* _Extracted material_:
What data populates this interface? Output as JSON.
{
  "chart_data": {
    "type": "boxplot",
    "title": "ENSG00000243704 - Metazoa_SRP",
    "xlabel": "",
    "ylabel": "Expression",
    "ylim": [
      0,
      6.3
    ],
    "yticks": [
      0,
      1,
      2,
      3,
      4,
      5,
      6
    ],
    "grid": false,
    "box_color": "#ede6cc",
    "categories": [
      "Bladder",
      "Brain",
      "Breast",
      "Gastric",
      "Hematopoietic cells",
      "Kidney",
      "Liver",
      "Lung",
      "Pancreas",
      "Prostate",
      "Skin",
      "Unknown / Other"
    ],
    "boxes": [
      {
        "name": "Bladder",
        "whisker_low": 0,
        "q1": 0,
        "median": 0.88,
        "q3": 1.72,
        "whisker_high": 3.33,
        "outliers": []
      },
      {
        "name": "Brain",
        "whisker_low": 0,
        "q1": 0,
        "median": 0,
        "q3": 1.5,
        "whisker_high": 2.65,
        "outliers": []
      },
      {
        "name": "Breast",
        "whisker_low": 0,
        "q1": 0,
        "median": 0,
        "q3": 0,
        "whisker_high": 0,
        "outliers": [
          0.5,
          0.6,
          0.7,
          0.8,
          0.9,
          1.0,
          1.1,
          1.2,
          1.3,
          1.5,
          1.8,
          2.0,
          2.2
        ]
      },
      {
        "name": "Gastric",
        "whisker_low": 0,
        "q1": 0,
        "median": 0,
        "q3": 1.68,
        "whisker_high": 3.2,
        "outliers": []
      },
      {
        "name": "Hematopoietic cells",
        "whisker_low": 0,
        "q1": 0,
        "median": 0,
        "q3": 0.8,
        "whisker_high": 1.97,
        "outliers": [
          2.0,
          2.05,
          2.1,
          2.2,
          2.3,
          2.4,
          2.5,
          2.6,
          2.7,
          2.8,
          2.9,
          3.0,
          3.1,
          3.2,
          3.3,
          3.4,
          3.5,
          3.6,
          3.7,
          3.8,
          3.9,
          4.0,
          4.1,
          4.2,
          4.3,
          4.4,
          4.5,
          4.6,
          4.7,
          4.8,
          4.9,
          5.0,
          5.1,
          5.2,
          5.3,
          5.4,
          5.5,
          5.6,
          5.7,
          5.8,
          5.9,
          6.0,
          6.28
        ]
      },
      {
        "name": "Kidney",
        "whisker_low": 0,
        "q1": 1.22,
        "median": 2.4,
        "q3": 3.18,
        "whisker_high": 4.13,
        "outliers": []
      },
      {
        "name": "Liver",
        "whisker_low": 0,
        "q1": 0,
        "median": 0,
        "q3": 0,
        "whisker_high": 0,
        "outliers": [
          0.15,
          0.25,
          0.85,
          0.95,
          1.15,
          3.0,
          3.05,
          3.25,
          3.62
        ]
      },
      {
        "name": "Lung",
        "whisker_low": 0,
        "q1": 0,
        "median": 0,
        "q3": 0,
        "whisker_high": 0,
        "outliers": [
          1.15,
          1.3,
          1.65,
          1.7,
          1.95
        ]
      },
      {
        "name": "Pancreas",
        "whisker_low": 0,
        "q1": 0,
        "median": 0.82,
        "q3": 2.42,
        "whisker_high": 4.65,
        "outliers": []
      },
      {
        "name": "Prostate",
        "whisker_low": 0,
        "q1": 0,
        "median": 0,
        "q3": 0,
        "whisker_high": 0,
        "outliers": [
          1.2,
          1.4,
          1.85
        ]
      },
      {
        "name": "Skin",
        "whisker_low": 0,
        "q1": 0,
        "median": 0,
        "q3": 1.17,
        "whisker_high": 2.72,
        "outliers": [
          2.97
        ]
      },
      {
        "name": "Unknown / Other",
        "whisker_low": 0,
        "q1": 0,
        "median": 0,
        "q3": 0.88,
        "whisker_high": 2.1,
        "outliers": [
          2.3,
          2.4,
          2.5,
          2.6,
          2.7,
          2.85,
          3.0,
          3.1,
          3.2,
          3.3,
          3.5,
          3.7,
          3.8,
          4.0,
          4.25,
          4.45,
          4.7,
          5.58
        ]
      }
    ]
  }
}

* _Your goal_:
Having read the entries above, repeat them exactly.

* _Exercise result_:
What data populates this interface? Output as JSON.
{
  "chart_data": {
    "type": "boxplot",
    "title": "ENSG00000243704 - Metazoa_SRP",
    "xlabel": "",
    "ylabel": "Expression",
    "ylim": [
      0,
      6.3
    ],
    "yticks": [
      0,
      1,
      2,
      3,
      4,
      5,
      6
    ],
    "grid": false,
    "box_color": "#ede6cc",
    "categories": [
      "Bladder",
      "Brain",
      "Breast",
      "Gastric",
      "Hematopoietic cells",
      "Kidney",
      "Liver",
      "Lung",
      "Pancreas",
      "Prostate",
      "Skin",
      "Unknown / Other"
    ],
    "boxes": [
      {
        "name": "Bladder",
        "whisker_low": 0,
        "q1": 0,
        "median": 0.88,
        "q3": 1.72,
        "whisker_high": 3.33,
        "outliers": []
      },
      {
        "name": "Brain",
        "whisker_low": 0,
        "q1": 0,
        "median": 0,
        "q3": 1.5,
        "whisker_high": 2.65,
        "outliers": []
      },
      {
        "name": "Breast",
        "whisker_low": 0,
        "q1": 0,
        "median": 0,
        "q3": 0,
        "whisker_high": 0,
        "outliers": [
          0.5,
          0.6,
          0.7,
          0.8,
          0.9,
          1.0,
          1.1,
          1.2,
          1.3,
          1.5,
          1.8,
          2.0,
          2.2
        ]
      },
      {
        "name": "Gastric",
        "whisker_low": 0,
        "q1": 0,
        "median": 0,
        "q3": 1.68,
        "whisker_high": 3.2,
        "outliers": []
      },
      {
        "name": "Hematopoietic cells",
        "whisker_low": 0,
        "q1": 0,
        "median": 0,
        "q3": 0.8,
        "whisker_high": 1.97,
        "outliers": [
          2.0,
          2.05,
          2.1,
          2.2,
          2.3,
          2.4,
          2.5,
          2.6,
          2.7,
          2.8,
          2.9,
          3.0,
          3.1,
          3.2,
          3.3,
          3.4,
          3.5,
          3.6,
          3.7,
          3.8,
          3.9,
          4.0,
          4.1,
          4.2,
          4.3,
          4.4,
          4.5,
          4.6,
          4.7,
          4.8,
          4.9,
          5.0,
          5.1,
          5.2,
          5.3,
          5.4,
          5.5,
          5.6,
          5.7,
          5.8,
          5.9,
          6.0,
          6.28
        ]
      },
      {
        "name": "Kidney",
        "whisker_low": 0,
        "q1": 1.22,
        "median": 2.4,
        "q3": 3.18,
        "whisker_high": 4.13,
        "outliers": []
      },
      {
        "name": "Liver",
        "whisker_low": 0,
        "q1": 0,
        "median": 0,
        "q3": 0,
        "whisker_high": 0,
        "outliers": [
          0.15,
          0.25,
          0.85,
          0.95,
          1.15,
          3.0,
          3.05,
          3.25,
          3.62
        ]
      },
      {
        "name": "Lung",
        "whisker_low": 0,
        "q1": 0,
        "median": 0,
        "q3": 0,
        "whisker_high": 0,
        "outliers": [
          1.15,
          1.3,
          1.65,
          1.7,
          1.95
        ]
      },
      {
        "name": "Pancreas",
        "whisker_low": 0,
        "q1": 0,
        "median": 0.82,
        "q3": 2.42,
        "whisker_high": 4.65,
        "outliers": []
      },
      {
        "name": "Prostate",
        "whisker_low": 0,
        "q1": 0,
        "median": 0,
        "q3": 0,
        "whisker_high": 0,
        "outliers": [
          1.2,
          1.4,
          1.85
        ]
      },
      {
        "name": "Skin",
        "whisker_low": 0,
        "q1": 0,
        "median": 0,
        "q3": 1.17,
        "whisker_high": 2.72,
        "outliers": [
          2.97
        ]
      },
      {
        "name": "Unknown / Other",
        "whisker_low": 0,
        "q1": 0,
        "median": 0,
        "q3": 0.88,
        "whisker_high": 2.1,
        "outliers": [
          2.3,
          2.4,
          2.5,
          2.6,
          2.7,
          2.85,
          3.0,
          3.1,
          3.2,
          3.3,
          3.5,
          3.7,
          3.8,
          4.0,
          4.25,
          4.45,
          4.7,
          5.58
        ]
      }
    ]
  }
}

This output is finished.